Using the listing below, copy every line that mentions "ylabel".
— START OF PROVIDED DATA —
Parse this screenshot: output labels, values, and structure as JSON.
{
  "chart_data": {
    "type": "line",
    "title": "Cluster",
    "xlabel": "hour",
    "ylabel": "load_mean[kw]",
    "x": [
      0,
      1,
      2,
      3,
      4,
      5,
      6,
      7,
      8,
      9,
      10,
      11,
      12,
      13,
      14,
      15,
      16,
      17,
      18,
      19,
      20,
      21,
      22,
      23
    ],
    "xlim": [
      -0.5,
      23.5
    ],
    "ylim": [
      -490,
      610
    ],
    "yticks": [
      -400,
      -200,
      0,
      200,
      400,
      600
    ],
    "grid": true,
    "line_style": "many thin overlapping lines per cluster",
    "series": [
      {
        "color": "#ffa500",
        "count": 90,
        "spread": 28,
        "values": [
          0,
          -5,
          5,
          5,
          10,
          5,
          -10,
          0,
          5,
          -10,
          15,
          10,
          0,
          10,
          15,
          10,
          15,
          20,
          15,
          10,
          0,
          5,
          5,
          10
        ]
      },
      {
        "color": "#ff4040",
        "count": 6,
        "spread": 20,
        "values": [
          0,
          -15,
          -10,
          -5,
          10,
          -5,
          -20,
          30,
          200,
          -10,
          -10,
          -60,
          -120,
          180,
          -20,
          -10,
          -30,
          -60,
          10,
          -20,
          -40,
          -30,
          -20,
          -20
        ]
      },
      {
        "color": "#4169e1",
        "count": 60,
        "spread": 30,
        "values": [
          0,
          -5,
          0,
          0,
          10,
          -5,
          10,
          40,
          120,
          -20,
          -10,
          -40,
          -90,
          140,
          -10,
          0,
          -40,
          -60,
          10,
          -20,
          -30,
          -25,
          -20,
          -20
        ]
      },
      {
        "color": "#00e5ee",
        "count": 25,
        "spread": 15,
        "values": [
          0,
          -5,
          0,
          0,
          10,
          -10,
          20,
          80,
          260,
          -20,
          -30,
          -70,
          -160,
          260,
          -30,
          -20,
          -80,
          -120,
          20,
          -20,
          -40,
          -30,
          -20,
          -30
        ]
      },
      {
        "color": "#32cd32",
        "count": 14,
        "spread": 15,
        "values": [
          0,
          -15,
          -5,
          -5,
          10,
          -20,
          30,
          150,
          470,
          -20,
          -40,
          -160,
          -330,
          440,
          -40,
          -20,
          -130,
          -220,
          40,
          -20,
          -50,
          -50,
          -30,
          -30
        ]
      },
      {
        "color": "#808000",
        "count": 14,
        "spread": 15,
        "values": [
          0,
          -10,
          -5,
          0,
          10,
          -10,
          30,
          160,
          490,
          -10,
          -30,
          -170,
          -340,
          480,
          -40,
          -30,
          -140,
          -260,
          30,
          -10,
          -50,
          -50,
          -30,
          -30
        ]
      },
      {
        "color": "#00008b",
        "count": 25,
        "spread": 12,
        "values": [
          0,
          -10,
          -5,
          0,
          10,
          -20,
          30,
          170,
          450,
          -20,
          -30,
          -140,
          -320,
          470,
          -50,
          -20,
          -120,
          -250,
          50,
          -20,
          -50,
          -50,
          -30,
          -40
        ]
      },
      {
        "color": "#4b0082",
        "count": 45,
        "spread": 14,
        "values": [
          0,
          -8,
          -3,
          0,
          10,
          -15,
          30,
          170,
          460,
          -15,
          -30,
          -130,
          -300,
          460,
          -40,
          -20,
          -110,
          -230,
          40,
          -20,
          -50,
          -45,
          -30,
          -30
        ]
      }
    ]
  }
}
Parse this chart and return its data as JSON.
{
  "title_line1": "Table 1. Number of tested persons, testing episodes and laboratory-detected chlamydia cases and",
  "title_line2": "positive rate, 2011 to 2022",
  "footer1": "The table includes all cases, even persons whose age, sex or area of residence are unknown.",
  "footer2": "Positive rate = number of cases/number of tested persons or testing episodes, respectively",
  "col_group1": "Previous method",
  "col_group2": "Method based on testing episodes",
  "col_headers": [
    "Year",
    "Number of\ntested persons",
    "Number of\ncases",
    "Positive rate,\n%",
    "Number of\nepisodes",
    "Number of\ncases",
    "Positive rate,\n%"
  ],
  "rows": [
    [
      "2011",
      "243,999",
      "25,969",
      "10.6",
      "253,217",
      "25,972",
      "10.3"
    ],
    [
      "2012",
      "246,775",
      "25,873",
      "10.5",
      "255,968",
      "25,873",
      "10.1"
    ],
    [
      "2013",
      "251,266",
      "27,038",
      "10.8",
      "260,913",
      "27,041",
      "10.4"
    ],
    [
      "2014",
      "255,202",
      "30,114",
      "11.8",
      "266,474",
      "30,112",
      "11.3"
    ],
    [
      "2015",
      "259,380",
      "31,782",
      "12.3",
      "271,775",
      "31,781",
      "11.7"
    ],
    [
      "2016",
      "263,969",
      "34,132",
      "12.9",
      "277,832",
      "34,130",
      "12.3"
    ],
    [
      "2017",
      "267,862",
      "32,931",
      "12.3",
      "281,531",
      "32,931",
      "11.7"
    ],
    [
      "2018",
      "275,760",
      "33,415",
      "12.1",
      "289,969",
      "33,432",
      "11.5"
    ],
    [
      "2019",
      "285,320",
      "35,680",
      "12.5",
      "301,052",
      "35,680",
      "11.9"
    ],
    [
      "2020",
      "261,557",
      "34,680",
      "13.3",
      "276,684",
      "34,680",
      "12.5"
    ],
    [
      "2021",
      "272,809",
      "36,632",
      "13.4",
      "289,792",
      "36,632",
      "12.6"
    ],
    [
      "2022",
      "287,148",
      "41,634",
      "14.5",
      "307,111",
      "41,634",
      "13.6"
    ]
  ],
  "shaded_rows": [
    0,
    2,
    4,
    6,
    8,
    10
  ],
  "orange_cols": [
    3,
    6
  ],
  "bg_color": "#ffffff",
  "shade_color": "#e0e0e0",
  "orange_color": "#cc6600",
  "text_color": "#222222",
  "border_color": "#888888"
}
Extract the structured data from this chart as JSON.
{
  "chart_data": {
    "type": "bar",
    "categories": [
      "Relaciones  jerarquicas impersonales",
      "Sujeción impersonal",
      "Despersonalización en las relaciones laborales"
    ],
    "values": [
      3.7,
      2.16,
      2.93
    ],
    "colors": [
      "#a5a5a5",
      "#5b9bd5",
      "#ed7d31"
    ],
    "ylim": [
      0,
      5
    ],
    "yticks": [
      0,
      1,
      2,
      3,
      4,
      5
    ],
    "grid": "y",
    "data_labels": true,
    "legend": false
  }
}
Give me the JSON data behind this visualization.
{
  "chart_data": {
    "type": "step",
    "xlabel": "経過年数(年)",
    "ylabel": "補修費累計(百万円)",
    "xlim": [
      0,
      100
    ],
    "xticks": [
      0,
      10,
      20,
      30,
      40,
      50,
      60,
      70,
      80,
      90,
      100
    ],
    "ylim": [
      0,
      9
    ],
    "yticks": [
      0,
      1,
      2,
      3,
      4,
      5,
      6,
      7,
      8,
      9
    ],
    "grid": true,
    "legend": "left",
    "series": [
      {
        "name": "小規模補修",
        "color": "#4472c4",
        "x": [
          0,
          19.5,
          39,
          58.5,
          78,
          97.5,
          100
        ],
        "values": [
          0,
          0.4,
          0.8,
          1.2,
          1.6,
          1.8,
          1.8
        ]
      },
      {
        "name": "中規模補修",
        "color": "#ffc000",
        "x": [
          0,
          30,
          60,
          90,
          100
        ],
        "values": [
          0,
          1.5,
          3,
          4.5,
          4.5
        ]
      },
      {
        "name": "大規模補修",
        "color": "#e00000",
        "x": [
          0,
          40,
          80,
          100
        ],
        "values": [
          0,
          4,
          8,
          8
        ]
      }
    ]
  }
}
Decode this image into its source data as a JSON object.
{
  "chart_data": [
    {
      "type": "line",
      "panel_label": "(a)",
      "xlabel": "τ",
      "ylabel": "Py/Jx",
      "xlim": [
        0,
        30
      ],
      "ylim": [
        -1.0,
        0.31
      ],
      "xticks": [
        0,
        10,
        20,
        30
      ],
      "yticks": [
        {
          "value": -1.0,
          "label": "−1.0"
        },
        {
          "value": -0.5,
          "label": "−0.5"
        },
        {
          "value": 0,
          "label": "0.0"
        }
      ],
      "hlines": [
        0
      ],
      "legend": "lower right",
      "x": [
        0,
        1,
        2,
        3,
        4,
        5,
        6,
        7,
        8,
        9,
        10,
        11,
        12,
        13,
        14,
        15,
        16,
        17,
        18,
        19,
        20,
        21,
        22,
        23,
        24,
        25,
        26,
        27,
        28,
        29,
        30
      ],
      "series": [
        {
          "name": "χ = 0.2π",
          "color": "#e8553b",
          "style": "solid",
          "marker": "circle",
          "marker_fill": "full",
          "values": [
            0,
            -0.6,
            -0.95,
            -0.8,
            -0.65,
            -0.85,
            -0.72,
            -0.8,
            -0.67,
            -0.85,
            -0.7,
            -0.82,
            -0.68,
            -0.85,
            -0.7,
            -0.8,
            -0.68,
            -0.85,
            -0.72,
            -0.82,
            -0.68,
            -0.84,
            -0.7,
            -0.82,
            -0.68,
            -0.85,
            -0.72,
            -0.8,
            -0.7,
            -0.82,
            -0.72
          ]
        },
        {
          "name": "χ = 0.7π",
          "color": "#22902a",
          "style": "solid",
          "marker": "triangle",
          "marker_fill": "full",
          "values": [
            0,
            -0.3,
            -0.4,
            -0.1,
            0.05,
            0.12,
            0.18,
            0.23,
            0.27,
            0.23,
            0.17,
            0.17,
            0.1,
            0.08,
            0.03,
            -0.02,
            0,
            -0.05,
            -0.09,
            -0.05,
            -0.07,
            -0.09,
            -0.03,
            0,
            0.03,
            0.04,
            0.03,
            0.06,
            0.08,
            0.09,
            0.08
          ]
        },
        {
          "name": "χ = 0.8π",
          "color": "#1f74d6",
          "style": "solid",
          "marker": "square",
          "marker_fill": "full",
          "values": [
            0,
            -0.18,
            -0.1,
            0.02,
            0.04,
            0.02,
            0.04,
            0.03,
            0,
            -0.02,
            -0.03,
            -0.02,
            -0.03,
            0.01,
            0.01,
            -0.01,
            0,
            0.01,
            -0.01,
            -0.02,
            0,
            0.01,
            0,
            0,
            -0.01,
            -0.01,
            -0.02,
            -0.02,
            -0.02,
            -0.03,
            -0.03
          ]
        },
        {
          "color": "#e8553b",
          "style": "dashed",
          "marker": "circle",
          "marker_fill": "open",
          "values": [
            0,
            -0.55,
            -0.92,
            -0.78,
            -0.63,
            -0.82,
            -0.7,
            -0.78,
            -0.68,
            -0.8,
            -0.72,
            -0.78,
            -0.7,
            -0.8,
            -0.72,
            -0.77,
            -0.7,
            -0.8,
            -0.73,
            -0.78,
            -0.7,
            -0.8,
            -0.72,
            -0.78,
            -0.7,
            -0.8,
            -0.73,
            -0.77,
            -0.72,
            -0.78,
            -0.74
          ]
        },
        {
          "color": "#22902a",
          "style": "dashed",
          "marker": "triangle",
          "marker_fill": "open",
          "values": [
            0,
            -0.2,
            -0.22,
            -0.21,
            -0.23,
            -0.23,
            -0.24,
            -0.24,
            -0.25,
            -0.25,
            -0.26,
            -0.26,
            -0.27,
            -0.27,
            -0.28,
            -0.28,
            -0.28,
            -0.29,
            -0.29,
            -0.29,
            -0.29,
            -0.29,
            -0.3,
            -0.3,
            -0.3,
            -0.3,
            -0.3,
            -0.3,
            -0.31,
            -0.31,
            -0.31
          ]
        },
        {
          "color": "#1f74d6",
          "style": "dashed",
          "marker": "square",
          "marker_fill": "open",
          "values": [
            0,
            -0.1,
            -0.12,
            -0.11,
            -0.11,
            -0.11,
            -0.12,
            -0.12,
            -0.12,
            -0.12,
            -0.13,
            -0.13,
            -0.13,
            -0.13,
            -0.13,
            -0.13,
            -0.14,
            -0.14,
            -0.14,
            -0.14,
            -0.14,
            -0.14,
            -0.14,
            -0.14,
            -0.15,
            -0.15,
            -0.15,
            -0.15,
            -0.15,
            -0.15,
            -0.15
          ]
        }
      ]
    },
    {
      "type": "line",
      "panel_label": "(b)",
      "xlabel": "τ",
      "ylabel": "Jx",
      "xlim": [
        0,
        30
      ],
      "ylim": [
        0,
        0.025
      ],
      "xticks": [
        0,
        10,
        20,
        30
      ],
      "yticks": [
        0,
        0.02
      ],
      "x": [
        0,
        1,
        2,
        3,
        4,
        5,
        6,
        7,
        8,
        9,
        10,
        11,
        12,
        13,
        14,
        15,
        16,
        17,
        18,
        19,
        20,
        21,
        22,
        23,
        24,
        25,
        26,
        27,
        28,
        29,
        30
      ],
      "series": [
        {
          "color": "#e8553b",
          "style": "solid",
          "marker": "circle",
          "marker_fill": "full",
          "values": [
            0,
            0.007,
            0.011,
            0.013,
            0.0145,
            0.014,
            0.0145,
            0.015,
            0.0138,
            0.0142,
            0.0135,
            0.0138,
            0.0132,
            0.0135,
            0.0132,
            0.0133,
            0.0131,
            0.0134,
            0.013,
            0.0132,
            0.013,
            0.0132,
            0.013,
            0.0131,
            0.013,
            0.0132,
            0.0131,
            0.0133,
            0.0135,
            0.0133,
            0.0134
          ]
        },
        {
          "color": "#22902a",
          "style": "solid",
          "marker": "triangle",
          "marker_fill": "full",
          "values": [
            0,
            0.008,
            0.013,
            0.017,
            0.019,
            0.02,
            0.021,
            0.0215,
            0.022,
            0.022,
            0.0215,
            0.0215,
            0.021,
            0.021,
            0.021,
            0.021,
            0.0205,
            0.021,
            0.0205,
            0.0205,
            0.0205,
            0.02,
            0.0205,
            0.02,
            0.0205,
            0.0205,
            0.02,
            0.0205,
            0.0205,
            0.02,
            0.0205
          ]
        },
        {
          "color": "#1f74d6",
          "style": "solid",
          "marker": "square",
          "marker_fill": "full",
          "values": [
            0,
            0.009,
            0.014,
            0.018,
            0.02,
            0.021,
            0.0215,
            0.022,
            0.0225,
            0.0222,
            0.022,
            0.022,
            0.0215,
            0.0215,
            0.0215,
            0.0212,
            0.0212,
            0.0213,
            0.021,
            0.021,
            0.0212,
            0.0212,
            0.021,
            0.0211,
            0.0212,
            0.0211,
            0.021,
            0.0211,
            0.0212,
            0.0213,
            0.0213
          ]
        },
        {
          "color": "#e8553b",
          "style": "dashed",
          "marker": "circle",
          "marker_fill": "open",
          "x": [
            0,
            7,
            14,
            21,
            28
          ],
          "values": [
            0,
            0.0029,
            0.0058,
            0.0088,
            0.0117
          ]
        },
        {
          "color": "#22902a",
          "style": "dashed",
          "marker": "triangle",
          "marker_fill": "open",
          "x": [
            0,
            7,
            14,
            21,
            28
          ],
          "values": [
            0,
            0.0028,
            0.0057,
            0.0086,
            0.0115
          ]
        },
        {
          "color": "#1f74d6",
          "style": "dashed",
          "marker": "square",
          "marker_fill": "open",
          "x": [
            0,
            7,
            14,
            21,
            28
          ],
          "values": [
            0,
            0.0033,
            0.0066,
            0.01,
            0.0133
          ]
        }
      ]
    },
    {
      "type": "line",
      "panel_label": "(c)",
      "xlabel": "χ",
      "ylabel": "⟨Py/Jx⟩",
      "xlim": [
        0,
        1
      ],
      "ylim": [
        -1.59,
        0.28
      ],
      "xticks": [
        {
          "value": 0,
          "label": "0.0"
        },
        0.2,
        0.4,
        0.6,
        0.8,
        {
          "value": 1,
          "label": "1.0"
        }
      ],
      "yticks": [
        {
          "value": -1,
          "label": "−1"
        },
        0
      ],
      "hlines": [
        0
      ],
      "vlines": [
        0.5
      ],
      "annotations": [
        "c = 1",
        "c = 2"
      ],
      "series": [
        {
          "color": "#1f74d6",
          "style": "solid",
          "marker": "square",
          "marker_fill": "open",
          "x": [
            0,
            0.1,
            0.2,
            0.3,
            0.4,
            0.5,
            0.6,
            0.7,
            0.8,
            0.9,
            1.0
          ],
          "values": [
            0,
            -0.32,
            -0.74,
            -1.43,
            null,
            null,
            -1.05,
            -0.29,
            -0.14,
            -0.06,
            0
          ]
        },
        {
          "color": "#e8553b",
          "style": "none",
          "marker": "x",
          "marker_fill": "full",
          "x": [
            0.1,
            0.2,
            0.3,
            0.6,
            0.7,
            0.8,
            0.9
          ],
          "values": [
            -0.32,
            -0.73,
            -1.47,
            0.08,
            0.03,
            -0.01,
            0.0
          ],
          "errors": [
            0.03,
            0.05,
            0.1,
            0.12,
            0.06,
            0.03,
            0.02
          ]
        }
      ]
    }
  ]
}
— END OF PROVIDED DATA —
:: IN RESPONSE ::
    "ylabel": "load_mean[kw]",
    "ylabel": "補修費累計(百万円)",
      "ylabel": "Py/Jx",
      "ylabel": "Jx",
      "ylabel": "⟨Py/Jx⟩",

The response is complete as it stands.